• **INPUT ROWS**:
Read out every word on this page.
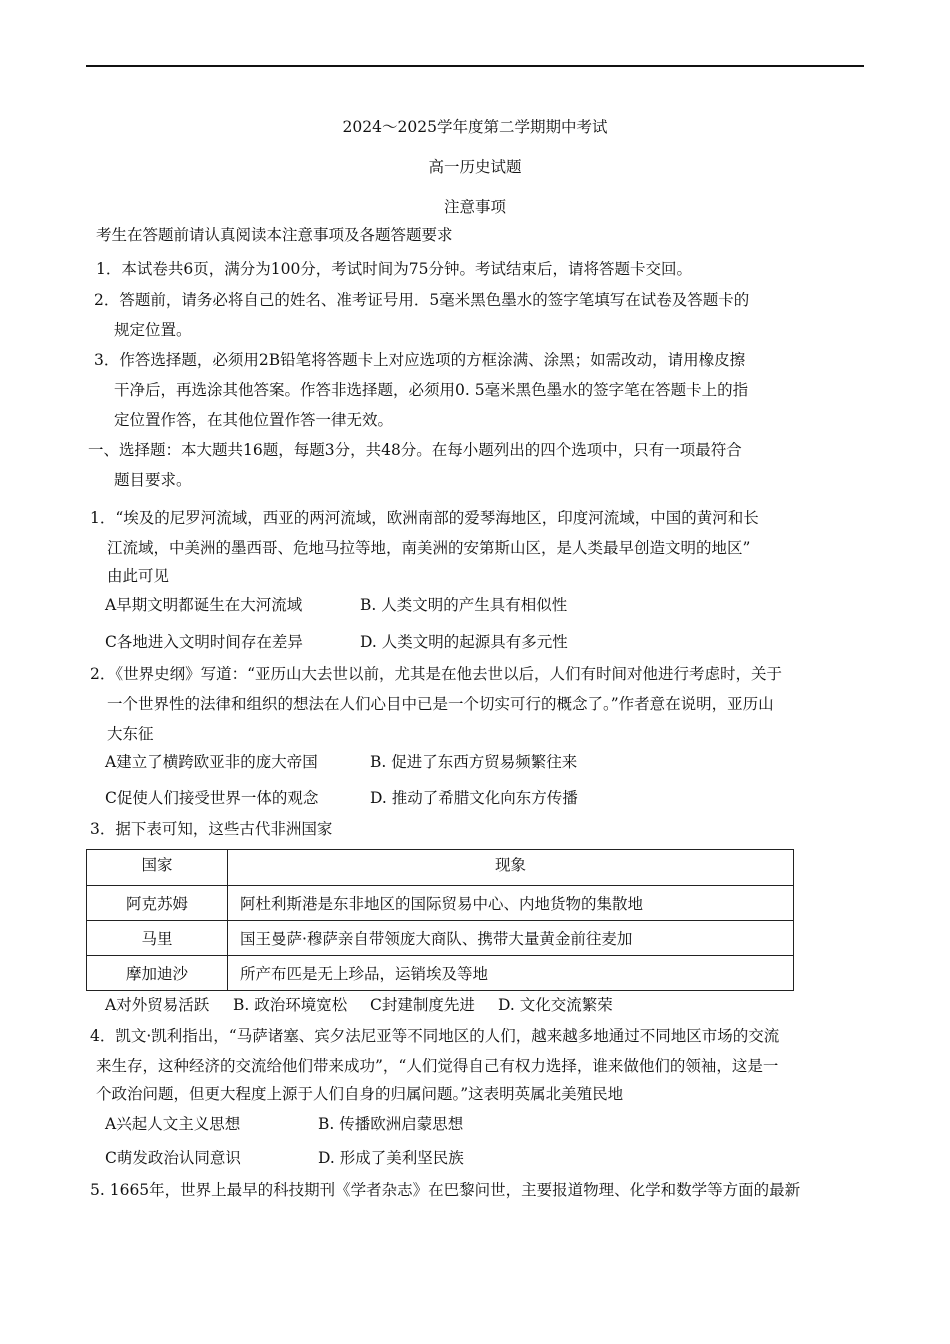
2024～2025学年度第二学期期中考试
高一历史试题
注意事项
考生在答题前请认真阅读本注意事项及各题答题要求
1．本试卷共6页，满分为100分，考试时间为75分钟。考试结束后，请将答题卡交回。
2．答题前，请务必将自己的姓名、准考证号用．5毫米黑色墨水的签字笔填写在试卷及答题卡的
规定位置。
3．作答选择题，必须用2B铅笔将答题卡上对应选项的方框涂满、涂黑；如需改动，请用橡皮擦
干净后，再选涂其他答案。作答非选择题，必须用0. 5毫米黑色墨水的签字笔在答题卡上的指
定位置作答，在其他位置作答一律无效。
一、选择题：本大题共16题，每题3分，共48分。在每小题列出的四个选项中，只有一项最符合
题目要求。
1．“埃及的尼罗河流域，西亚的两河流域，欧洲南部的爱琴海地区，印度河流域，中国的黄河和长
江流域，中美洲的墨西哥、危地马拉等地，南美洲的安第斯山区，是人类最早创造文明的地区”
由此可见
A早期文明都诞生在大河流域	B. 人类文明的产生具有相似性
C各地进入文明时间存在差异	D. 人类文明的起源具有多元性
2．《世界史纲》写道：“亚历山大去世以前，尤其是在他去世以后，人们有时间对他进行考虑时，关于
一个世界性的法律和组织的想法在人们心目中已是一个切实可行的概念了。”作者意在说明，亚历山
大东征
A建立了横跨欧亚非的庞大帝国	B. 促进了东西方贸易频繁往来
C促使人们接受世界一体的观念	D. 推动了希腊文化向东方传播
3．据下表可知，这些古代非洲国家
国家	现象
阿克苏姆	阿杜利斯港是东非地区的国际贸易中心、内地货物的集散地
马里	国王曼萨·穆萨亲自带领庞大商队、携带大量黄金前往麦加
摩加迪沙	所产布匹是无上珍品，运销埃及等地
A对外贸易活跃 B. 政治环境宽松 C封建制度先进 D. 文化交流繁荣
4．凯文·凯利指出，“马萨诸塞、宾夕法尼亚等不同地区的人们，越来越多地通过不同地区市场的交流
来生存，这种经济的交流给他们带来成功”，“人们觉得自己有权力选择，谁来做他们的领袖，这是一
个政治问题，但更大程度上源于人们自身的归属问题。”这表明英属北美殖民地
A兴起人文主义思想	B. 传播欧洲启蒙思想
C萌发政治认同意识	D. 形成了美利坚民族
5. 1665年，世界上最早的科技期刊《学者杂志》在巴黎问世，主要报道物理、化学和数学等方面的最新
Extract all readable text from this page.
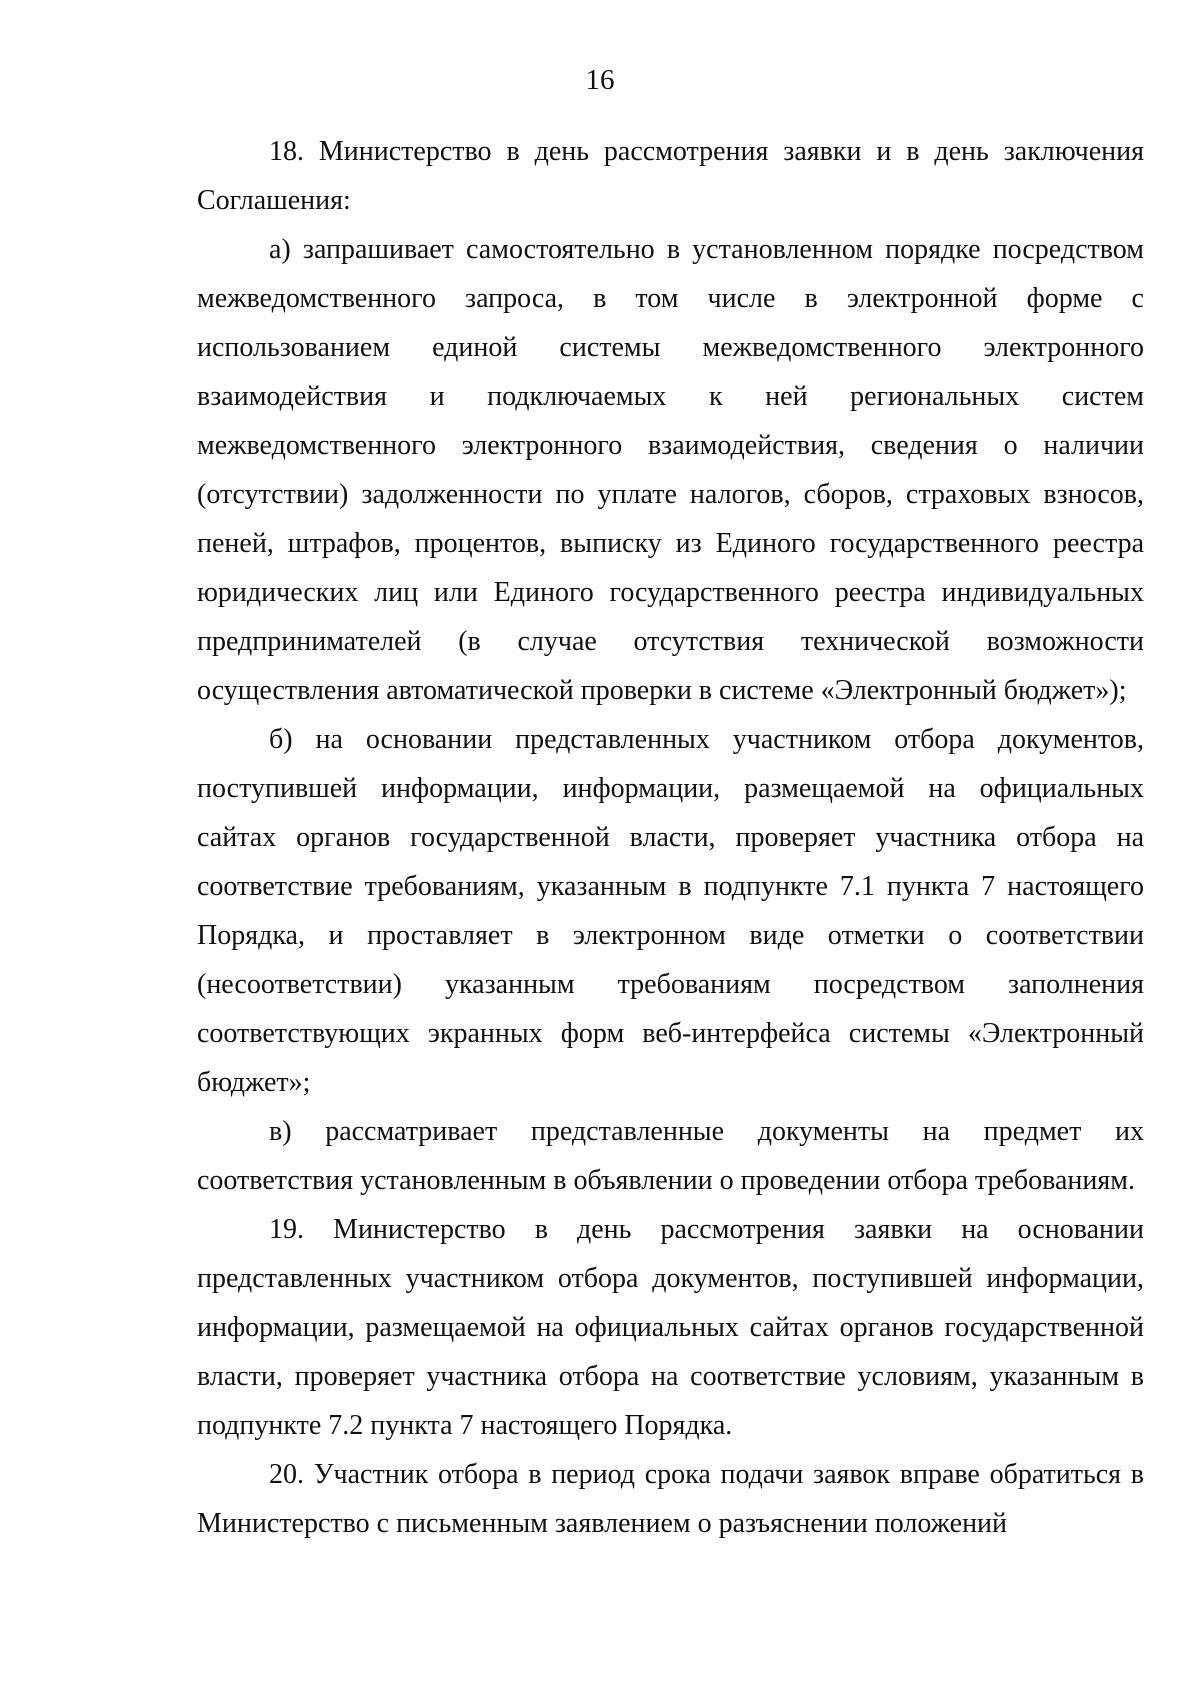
16

18. Министерство в день рассмотрения заявки и в день заключения Соглашения:

а) запрашивает самостоятельно в установленном порядке посредством межведомственного запроса, в том числе в электронной форме с использованием единой системы межведомственного электронного взаимодействия и подключаемых к ней региональных систем межведомственного электронного взаимодействия, сведения о наличии (отсутствии) задолженности по уплате налогов, сборов, страховых взносов, пеней, штрафов, процентов, выписку из Единого государственного реестра юридических лиц или Единого государственного реестра индивидуальных предпринимателей (в случае отсутствия технической возможности осуществления автоматической проверки в системе «Электронный бюджет»);

б) на основании представленных участником отбора документов, поступившей информации, информации, размещаемой на официальных сайтах органов государственной власти, проверяет участника отбора на соответствие требованиям, указанным в подпункте 7.1 пункта 7 настоящего Порядка, и проставляет в электронном виде отметки о соответствии (несоответствии) указанным требованиям посредством заполнения соответствующих экранных форм веб-интерфейса системы «Электронный бюджет»;

в) рассматривает представленные документы на предмет их соответствия установленным в объявлении о проведении отбора требованиям.

19. Министерство в день рассмотрения заявки на основании представленных участником отбора документов, поступившей информации, информации, размещаемой на официальных сайтах органов государственной власти, проверяет участника отбора на соответствие условиям, указанным в подпункте 7.2 пункта 7 настоящего Порядка.

20. Участник отбора в период срока подачи заявок вправе обратиться в Министерство с письменным заявлением о разъяснении положений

• **TO BE DONE**: Write the listing out a second time exactly, dropping all images.

• **SOLUTION FOR THIS TASK**:
Read out every word on this page.
2024～2025学年度第二学期期中考试
高一历史试题
注意事项
考生在答题前请认真阅读本注意事项及各题答题要求
1．本试卷共6页，满分为100分，考试时间为75分钟。考试结束后，请将答题卡交回。
2．答题前，请务必将自己的姓名、准考证号用．5毫米黑色墨水的签字笔填写在试卷及答题卡的
规定位置。
3．作答选择题，必须用2B铅笔将答题卡上对应选项的方框涂满、涂黑；如需改动，请用橡皮擦
干净后，再选涂其他答案。作答非选择题，必须用0. 5毫米黑色墨水的签字笔在答题卡上的指
定位置作答，在其他位置作答一律无效。
一、选择题：本大题共16题，每题3分，共48分。在每小题列出的四个选项中，只有一项最符合
题目要求。
1．“埃及的尼罗河流域，西亚的两河流域，欧洲南部的爱琴海地区，印度河流域，中国的黄河和长
江流域，中美洲的墨西哥、危地马拉等地，南美洲的安第斯山区，是人类最早创造文明的地区”
由此可见
A早期文明都诞生在大河流域	B. 人类文明的产生具有相似性
C各地进入文明时间存在差异	D. 人类文明的起源具有多元性
2．《世界史纲》写道：“亚历山大去世以前，尤其是在他去世以后，人们有时间对他进行考虑时，关于
一个世界性的法律和组织的想法在人们心目中已是一个切实可行的概念了。”作者意在说明，亚历山
大东征
A建立了横跨欧亚非的庞大帝国	B. 促进了东西方贸易频繁往来
C促使人们接受世界一体的观念	D. 推动了希腊文化向东方传播
3．据下表可知，这些古代非洲国家
国家	现象
阿克苏姆	阿杜利斯港是东非地区的国际贸易中心、内地货物的集散地
马里	国王曼萨·穆萨亲自带领庞大商队、携带大量黄金前往麦加
摩加迪沙	所产布匹是无上珍品，运销埃及等地
A对外贸易活跃 B. 政治环境宽松 C封建制度先进 D. 文化交流繁荣
4．凯文·凯利指出，“马萨诸塞、宾夕法尼亚等不同地区的人们，越来越多地通过不同地区市场的交流
来生存，这种经济的交流给他们带来成功”，“人们觉得自己有权力选择，谁来做他们的领袖，这是一
个政治问题，但更大程度上源于人们自身的归属问题。”这表明英属北美殖民地
A兴起人文主义思想	B. 传播欧洲启蒙思想
C萌发政治认同意识	D. 形成了美利坚民族
5. 1665年，世界上最早的科技期刊《学者杂志》在巴黎问世，主要报道物理、化学和数学等方面的最新
Extract all readable text from this page.
16

18. Министерство в день рассмотрения заявки и в день заключения Соглашения:

а) запрашивает самостоятельно в установленном порядке посредством межведомственного запроса, в том числе в электронной форме с использованием единой системы межведомственного электронного взаимодействия и подключаемых к ней региональных систем межведомственного электронного взаимодействия, сведения о наличии (отсутствии) задолженности по уплате налогов, сборов, страховых взносов, пеней, штрафов, процентов, выписку из Единого государственного реестра юридических лиц или Единого государственного реестра индивидуальных предпринимателей (в случае отсутствия технической возможности осуществления автоматической проверки в системе «Электронный бюджет»);

б) на основании представленных участником отбора документов, поступившей информации, информации, размещаемой на официальных сайтах органов государственной власти, проверяет участника отбора на соответствие требованиям, указанным в подпункте 7.1 пункта 7 настоящего Порядка, и проставляет в электронном виде отметки о соответствии (несоответствии) указанным требованиям посредством заполнения соответствующих экранных форм веб-интерфейса системы «Электронный бюджет»;

в) рассматривает представленные документы на предмет их соответствия установленным в объявлении о проведении отбора требованиям.

19. Министерство в день рассмотрения заявки на основании представленных участником отбора документов, поступившей информации, информации, размещаемой на официальных сайтах органов государственной власти, проверяет участника отбора на соответствие условиям, указанным в подпункте 7.2 пункта 7 настоящего Порядка.

20. Участник отбора в период срока подачи заявок вправе обратиться в Министерство с письменным заявлением о разъяснении положений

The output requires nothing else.